§ OBJECTIVE:
Skip the pictures and quote all of the lines exactly.

[A run of records]
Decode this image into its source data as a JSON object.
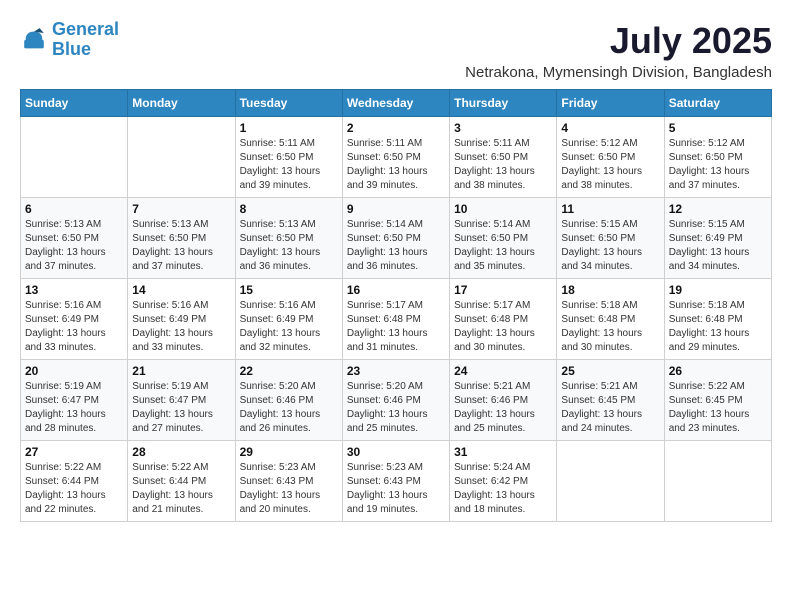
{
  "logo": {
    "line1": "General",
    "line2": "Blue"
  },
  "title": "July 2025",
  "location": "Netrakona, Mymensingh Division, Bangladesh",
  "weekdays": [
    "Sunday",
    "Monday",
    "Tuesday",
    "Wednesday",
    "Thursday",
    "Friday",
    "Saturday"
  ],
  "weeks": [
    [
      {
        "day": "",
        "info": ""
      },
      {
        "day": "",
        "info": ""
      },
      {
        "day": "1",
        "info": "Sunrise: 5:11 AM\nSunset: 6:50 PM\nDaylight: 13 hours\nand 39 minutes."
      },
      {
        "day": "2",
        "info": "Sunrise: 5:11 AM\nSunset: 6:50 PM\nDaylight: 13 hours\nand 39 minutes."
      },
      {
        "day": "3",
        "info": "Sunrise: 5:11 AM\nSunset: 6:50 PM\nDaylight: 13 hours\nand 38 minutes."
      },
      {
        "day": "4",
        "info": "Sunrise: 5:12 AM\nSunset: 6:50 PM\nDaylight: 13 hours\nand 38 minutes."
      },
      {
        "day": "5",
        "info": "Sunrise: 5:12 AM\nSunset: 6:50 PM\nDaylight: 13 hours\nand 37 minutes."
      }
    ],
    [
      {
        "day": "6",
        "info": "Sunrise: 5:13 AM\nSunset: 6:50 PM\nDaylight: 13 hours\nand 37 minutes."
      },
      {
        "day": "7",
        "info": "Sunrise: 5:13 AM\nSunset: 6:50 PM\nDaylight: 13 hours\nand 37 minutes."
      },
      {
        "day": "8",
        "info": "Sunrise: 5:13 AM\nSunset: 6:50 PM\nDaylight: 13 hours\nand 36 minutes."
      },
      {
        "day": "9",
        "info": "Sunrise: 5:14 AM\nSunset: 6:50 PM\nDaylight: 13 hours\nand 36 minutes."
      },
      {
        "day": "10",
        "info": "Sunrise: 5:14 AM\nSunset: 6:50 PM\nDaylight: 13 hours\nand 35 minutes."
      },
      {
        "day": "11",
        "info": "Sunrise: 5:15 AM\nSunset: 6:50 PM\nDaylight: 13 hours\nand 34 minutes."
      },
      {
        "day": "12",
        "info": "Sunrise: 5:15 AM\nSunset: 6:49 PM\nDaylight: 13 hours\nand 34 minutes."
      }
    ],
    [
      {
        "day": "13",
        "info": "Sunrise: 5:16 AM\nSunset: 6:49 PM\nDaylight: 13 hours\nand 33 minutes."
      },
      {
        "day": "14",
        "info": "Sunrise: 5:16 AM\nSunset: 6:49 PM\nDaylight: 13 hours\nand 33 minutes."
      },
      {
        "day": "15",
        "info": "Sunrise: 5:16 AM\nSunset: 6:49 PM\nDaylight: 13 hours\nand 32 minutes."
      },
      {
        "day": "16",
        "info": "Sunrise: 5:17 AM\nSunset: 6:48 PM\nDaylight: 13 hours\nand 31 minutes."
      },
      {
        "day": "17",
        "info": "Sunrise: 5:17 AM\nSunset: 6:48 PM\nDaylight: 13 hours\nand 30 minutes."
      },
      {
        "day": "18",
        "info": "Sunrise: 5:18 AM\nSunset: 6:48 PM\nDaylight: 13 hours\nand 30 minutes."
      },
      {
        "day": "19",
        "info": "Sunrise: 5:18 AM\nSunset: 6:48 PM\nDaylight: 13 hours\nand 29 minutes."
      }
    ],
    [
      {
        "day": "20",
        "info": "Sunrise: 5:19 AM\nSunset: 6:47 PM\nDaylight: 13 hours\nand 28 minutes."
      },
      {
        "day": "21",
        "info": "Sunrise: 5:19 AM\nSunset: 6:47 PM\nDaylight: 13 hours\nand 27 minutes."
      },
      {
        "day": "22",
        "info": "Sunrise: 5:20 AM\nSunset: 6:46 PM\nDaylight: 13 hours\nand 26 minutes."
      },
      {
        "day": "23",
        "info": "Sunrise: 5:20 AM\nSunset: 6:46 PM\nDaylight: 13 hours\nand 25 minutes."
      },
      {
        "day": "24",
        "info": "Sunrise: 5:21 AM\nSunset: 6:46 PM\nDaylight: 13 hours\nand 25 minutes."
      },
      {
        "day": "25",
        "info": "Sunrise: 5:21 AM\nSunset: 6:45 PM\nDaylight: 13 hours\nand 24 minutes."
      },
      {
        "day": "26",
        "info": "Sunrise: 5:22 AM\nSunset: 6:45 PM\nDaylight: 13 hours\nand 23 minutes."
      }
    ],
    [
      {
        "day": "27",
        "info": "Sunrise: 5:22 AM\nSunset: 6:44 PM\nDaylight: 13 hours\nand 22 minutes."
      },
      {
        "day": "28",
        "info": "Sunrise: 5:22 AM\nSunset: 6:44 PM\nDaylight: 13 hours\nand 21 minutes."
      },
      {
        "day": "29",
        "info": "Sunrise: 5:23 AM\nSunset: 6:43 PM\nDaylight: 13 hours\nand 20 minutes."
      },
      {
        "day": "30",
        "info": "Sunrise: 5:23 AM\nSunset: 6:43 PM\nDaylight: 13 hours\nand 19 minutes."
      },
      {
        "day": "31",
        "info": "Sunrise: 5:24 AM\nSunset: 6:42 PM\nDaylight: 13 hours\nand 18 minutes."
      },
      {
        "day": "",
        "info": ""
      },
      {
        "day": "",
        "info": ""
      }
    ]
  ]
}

§ ANSWER FOR THE TASK:
Decode this image into its source data as a JSON object.
{
  "logo": {
    "line1": "General",
    "line2": "Blue"
  },
  "title": "July 2025",
  "location": "Netrakona, Mymensingh Division, Bangladesh",
  "weekdays": [
    "Sunday",
    "Monday",
    "Tuesday",
    "Wednesday",
    "Thursday",
    "Friday",
    "Saturday"
  ],
  "weeks": [
    [
      {
        "day": "",
        "info": ""
      },
      {
        "day": "",
        "info": ""
      },
      {
        "day": "1",
        "info": "Sunrise: 5:11 AM\nSunset: 6:50 PM\nDaylight: 13 hours\nand 39 minutes."
      },
      {
        "day": "2",
        "info": "Sunrise: 5:11 AM\nSunset: 6:50 PM\nDaylight: 13 hours\nand 39 minutes."
      },
      {
        "day": "3",
        "info": "Sunrise: 5:11 AM\nSunset: 6:50 PM\nDaylight: 13 hours\nand 38 minutes."
      },
      {
        "day": "4",
        "info": "Sunrise: 5:12 AM\nSunset: 6:50 PM\nDaylight: 13 hours\nand 38 minutes."
      },
      {
        "day": "5",
        "info": "Sunrise: 5:12 AM\nSunset: 6:50 PM\nDaylight: 13 hours\nand 37 minutes."
      }
    ],
    [
      {
        "day": "6",
        "info": "Sunrise: 5:13 AM\nSunset: 6:50 PM\nDaylight: 13 hours\nand 37 minutes."
      },
      {
        "day": "7",
        "info": "Sunrise: 5:13 AM\nSunset: 6:50 PM\nDaylight: 13 hours\nand 37 minutes."
      },
      {
        "day": "8",
        "info": "Sunrise: 5:13 AM\nSunset: 6:50 PM\nDaylight: 13 hours\nand 36 minutes."
      },
      {
        "day": "9",
        "info": "Sunrise: 5:14 AM\nSunset: 6:50 PM\nDaylight: 13 hours\nand 36 minutes."
      },
      {
        "day": "10",
        "info": "Sunrise: 5:14 AM\nSunset: 6:50 PM\nDaylight: 13 hours\nand 35 minutes."
      },
      {
        "day": "11",
        "info": "Sunrise: 5:15 AM\nSunset: 6:50 PM\nDaylight: 13 hours\nand 34 minutes."
      },
      {
        "day": "12",
        "info": "Sunrise: 5:15 AM\nSunset: 6:49 PM\nDaylight: 13 hours\nand 34 minutes."
      }
    ],
    [
      {
        "day": "13",
        "info": "Sunrise: 5:16 AM\nSunset: 6:49 PM\nDaylight: 13 hours\nand 33 minutes."
      },
      {
        "day": "14",
        "info": "Sunrise: 5:16 AM\nSunset: 6:49 PM\nDaylight: 13 hours\nand 33 minutes."
      },
      {
        "day": "15",
        "info": "Sunrise: 5:16 AM\nSunset: 6:49 PM\nDaylight: 13 hours\nand 32 minutes."
      },
      {
        "day": "16",
        "info": "Sunrise: 5:17 AM\nSunset: 6:48 PM\nDaylight: 13 hours\nand 31 minutes."
      },
      {
        "day": "17",
        "info": "Sunrise: 5:17 AM\nSunset: 6:48 PM\nDaylight: 13 hours\nand 30 minutes."
      },
      {
        "day": "18",
        "info": "Sunrise: 5:18 AM\nSunset: 6:48 PM\nDaylight: 13 hours\nand 30 minutes."
      },
      {
        "day": "19",
        "info": "Sunrise: 5:18 AM\nSunset: 6:48 PM\nDaylight: 13 hours\nand 29 minutes."
      }
    ],
    [
      {
        "day": "20",
        "info": "Sunrise: 5:19 AM\nSunset: 6:47 PM\nDaylight: 13 hours\nand 28 minutes."
      },
      {
        "day": "21",
        "info": "Sunrise: 5:19 AM\nSunset: 6:47 PM\nDaylight: 13 hours\nand 27 minutes."
      },
      {
        "day": "22",
        "info": "Sunrise: 5:20 AM\nSunset: 6:46 PM\nDaylight: 13 hours\nand 26 minutes."
      },
      {
        "day": "23",
        "info": "Sunrise: 5:20 AM\nSunset: 6:46 PM\nDaylight: 13 hours\nand 25 minutes."
      },
      {
        "day": "24",
        "info": "Sunrise: 5:21 AM\nSunset: 6:46 PM\nDaylight: 13 hours\nand 25 minutes."
      },
      {
        "day": "25",
        "info": "Sunrise: 5:21 AM\nSunset: 6:45 PM\nDaylight: 13 hours\nand 24 minutes."
      },
      {
        "day": "26",
        "info": "Sunrise: 5:22 AM\nSunset: 6:45 PM\nDaylight: 13 hours\nand 23 minutes."
      }
    ],
    [
      {
        "day": "27",
        "info": "Sunrise: 5:22 AM\nSunset: 6:44 PM\nDaylight: 13 hours\nand 22 minutes."
      },
      {
        "day": "28",
        "info": "Sunrise: 5:22 AM\nSunset: 6:44 PM\nDaylight: 13 hours\nand 21 minutes."
      },
      {
        "day": "29",
        "info": "Sunrise: 5:23 AM\nSunset: 6:43 PM\nDaylight: 13 hours\nand 20 minutes."
      },
      {
        "day": "30",
        "info": "Sunrise: 5:23 AM\nSunset: 6:43 PM\nDaylight: 13 hours\nand 19 minutes."
      },
      {
        "day": "31",
        "info": "Sunrise: 5:24 AM\nSunset: 6:42 PM\nDaylight: 13 hours\nand 18 minutes."
      },
      {
        "day": "",
        "info": ""
      },
      {
        "day": "",
        "info": ""
      }
    ]
  ]
}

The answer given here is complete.